● Record excerpts:
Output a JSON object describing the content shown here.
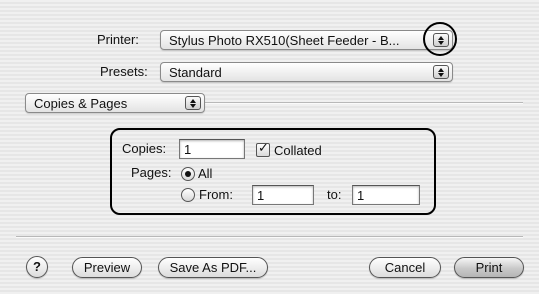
{
  "printer": {
    "label": "Printer:",
    "value": "Stylus Photo RX510(Sheet Feeder - B..."
  },
  "presets": {
    "label": "Presets:",
    "value": "Standard"
  },
  "section": {
    "value": "Copies & Pages"
  },
  "copies": {
    "label": "Copies:",
    "value": "1",
    "collated_label": "Collated",
    "collated_checked": true
  },
  "pages": {
    "label": "Pages:",
    "all_label": "All",
    "all_selected": true,
    "from_label": "From:",
    "from_value": "1",
    "to_label": "to:",
    "to_value": "1"
  },
  "buttons": {
    "help": "?",
    "preview": "Preview",
    "save_as_pdf": "Save As PDF...",
    "cancel": "Cancel",
    "print": "Print"
  }
}
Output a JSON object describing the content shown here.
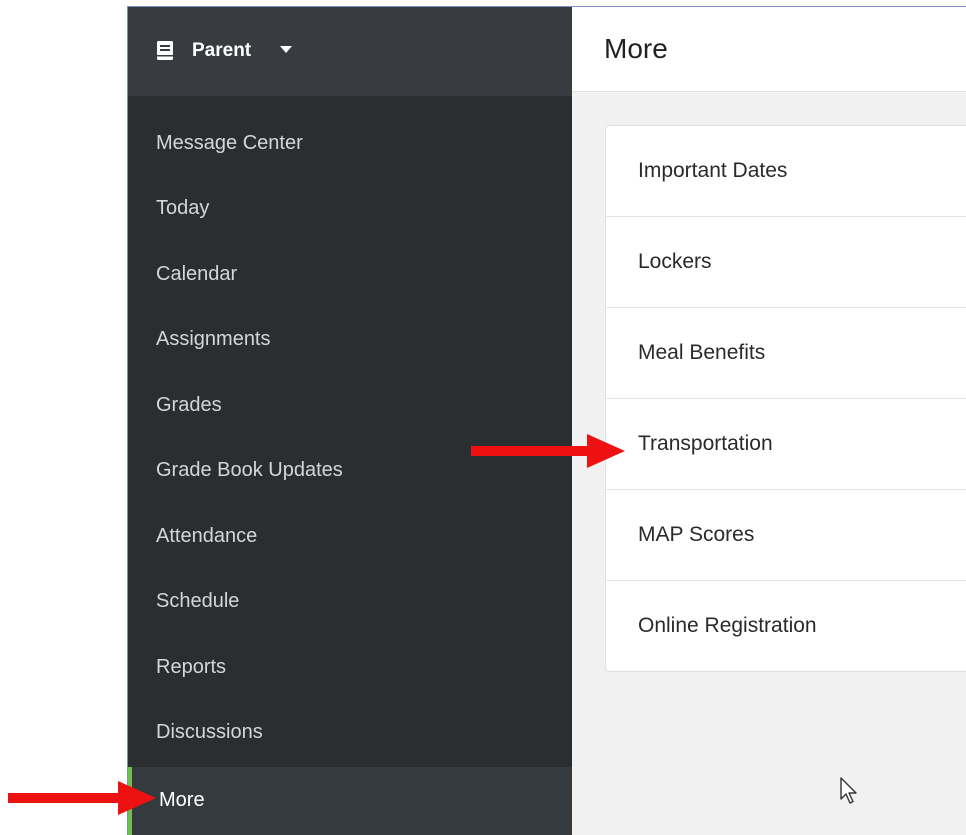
{
  "sidebar": {
    "header": {
      "label": "Parent",
      "icon": "book-icon",
      "dropdown_icon": "caret-down-icon"
    },
    "items": [
      {
        "label": "Message Center",
        "active": false
      },
      {
        "label": "Today",
        "active": false
      },
      {
        "label": "Calendar",
        "active": false
      },
      {
        "label": "Assignments",
        "active": false
      },
      {
        "label": "Grades",
        "active": false
      },
      {
        "label": "Grade Book Updates",
        "active": false
      },
      {
        "label": "Attendance",
        "active": false
      },
      {
        "label": "Schedule",
        "active": false
      },
      {
        "label": "Reports",
        "active": false
      },
      {
        "label": "Discussions",
        "active": false
      },
      {
        "label": "More",
        "active": true
      }
    ]
  },
  "main": {
    "title": "More",
    "items": [
      {
        "label": "Important Dates"
      },
      {
        "label": "Lockers"
      },
      {
        "label": "Meal Benefits"
      },
      {
        "label": "Transportation"
      },
      {
        "label": "MAP Scores"
      },
      {
        "label": "Online Registration"
      }
    ]
  },
  "annotations": {
    "arrow_color": "#ee1111",
    "arrows": [
      "arrow-to-transportation",
      "arrow-to-more"
    ]
  },
  "colors": {
    "sidebar_bg": "#2b2e31",
    "sidebar_header_bg": "#383c40",
    "active_accent": "#6fbf4d",
    "content_bg": "#f1f1f1"
  }
}
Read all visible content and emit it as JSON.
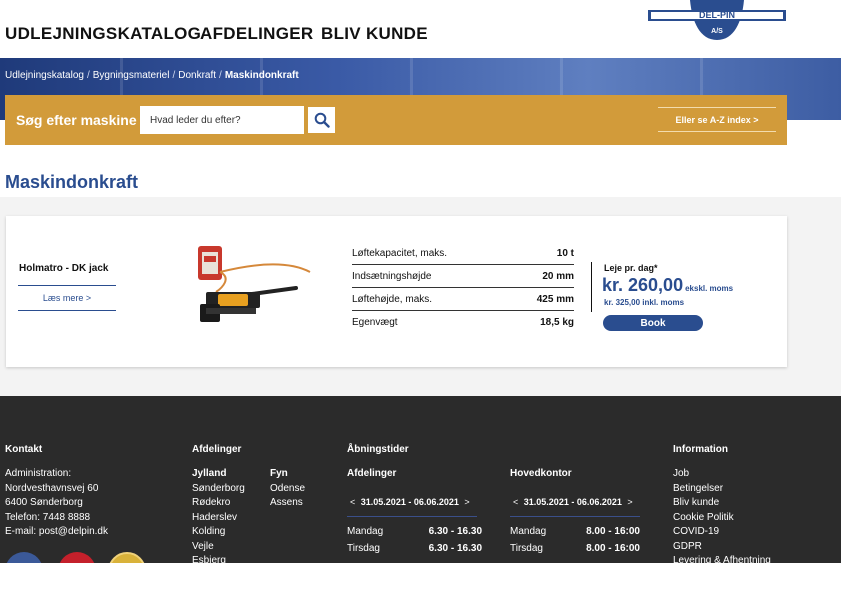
{
  "nav": {
    "catalog": "UDLEJNINGSKATALOG",
    "departments": "AFDELINGER",
    "become_customer": "BLIV KUNDE",
    "logo_text": "DEL-PIN",
    "logo_sub": "A/S"
  },
  "breadcrumb": {
    "items": [
      "Udlejningskatalog",
      "Bygningsmateriel",
      "Donkraft"
    ],
    "current": "Maskindonkraft"
  },
  "search": {
    "label": "Søg efter maskine",
    "placeholder": "Hvad leder du efter?",
    "az_link": "Eller se A-Z index >"
  },
  "page": {
    "title": "Maskindonkraft"
  },
  "product": {
    "name": "Holmatro - DK jack",
    "read_more": "Læs mere  >",
    "specs": [
      {
        "label": "Løftekapacitet, maks.",
        "value": "10 t"
      },
      {
        "label": "Indsætningshøjde",
        "value": "20 mm"
      },
      {
        "label": "Løftehøjde, maks.",
        "value": "425 mm"
      },
      {
        "label": "Egenvægt",
        "value": "18,5 kg"
      }
    ],
    "price_label": "Leje pr. dag*",
    "price": "kr. 260,00",
    "price_suffix": "ekskl. moms",
    "price_inkl": "kr. 325,00 inkl. moms",
    "book": "Book"
  },
  "footer": {
    "contact": {
      "heading": "Kontakt",
      "lines": [
        "Administration:",
        "Nordvesthavnsvej 60",
        "6400 Sønderborg",
        "Telefon: 7448 8888",
        "E-mail: post@delpin.dk"
      ]
    },
    "departments": {
      "heading": "Afdelinger",
      "jylland_heading": "Jylland",
      "jylland": [
        "Sønderborg",
        "Rødekro",
        "Haderslev",
        "Kolding",
        "Vejle",
        "Esbjerg"
      ],
      "fyn_heading": "Fyn",
      "fyn": [
        "Odense",
        "Assens"
      ]
    },
    "opening": {
      "heading": "Åbningstider",
      "departments_heading": "Afdelinger",
      "hq_heading": "Hovedkontor",
      "week": "31.05.2021 - 06.06.2021",
      "week_prev": "<",
      "week_next": ">",
      "departments_hours": [
        {
          "day": "Mandag",
          "time": "6.30 - 16.30"
        },
        {
          "day": "Tirsdag",
          "time": "6.30 - 16.30"
        }
      ],
      "hq_hours": [
        {
          "day": "Mandag",
          "time": "8.00 - 16:00"
        },
        {
          "day": "Tirsdag",
          "time": "8.00 - 16:00"
        }
      ]
    },
    "information": {
      "heading": "Information",
      "links": [
        "Job",
        "Betingelser",
        "Bliv kunde",
        "Cookie Politik",
        "COVID-19",
        "GDPR",
        "Levering & Afhentning"
      ]
    }
  },
  "colors": {
    "brand_blue": "#2a4d8f",
    "search_bar": "#d29b3a",
    "footer_bg": "#2b2b2b"
  }
}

● Challenge: From the listing above, copy out each line where the word "maks" appears.

● Exercise answer:
        "label": "Løftekapacitet, maks.",
        "label": "Løftehøjde, maks.",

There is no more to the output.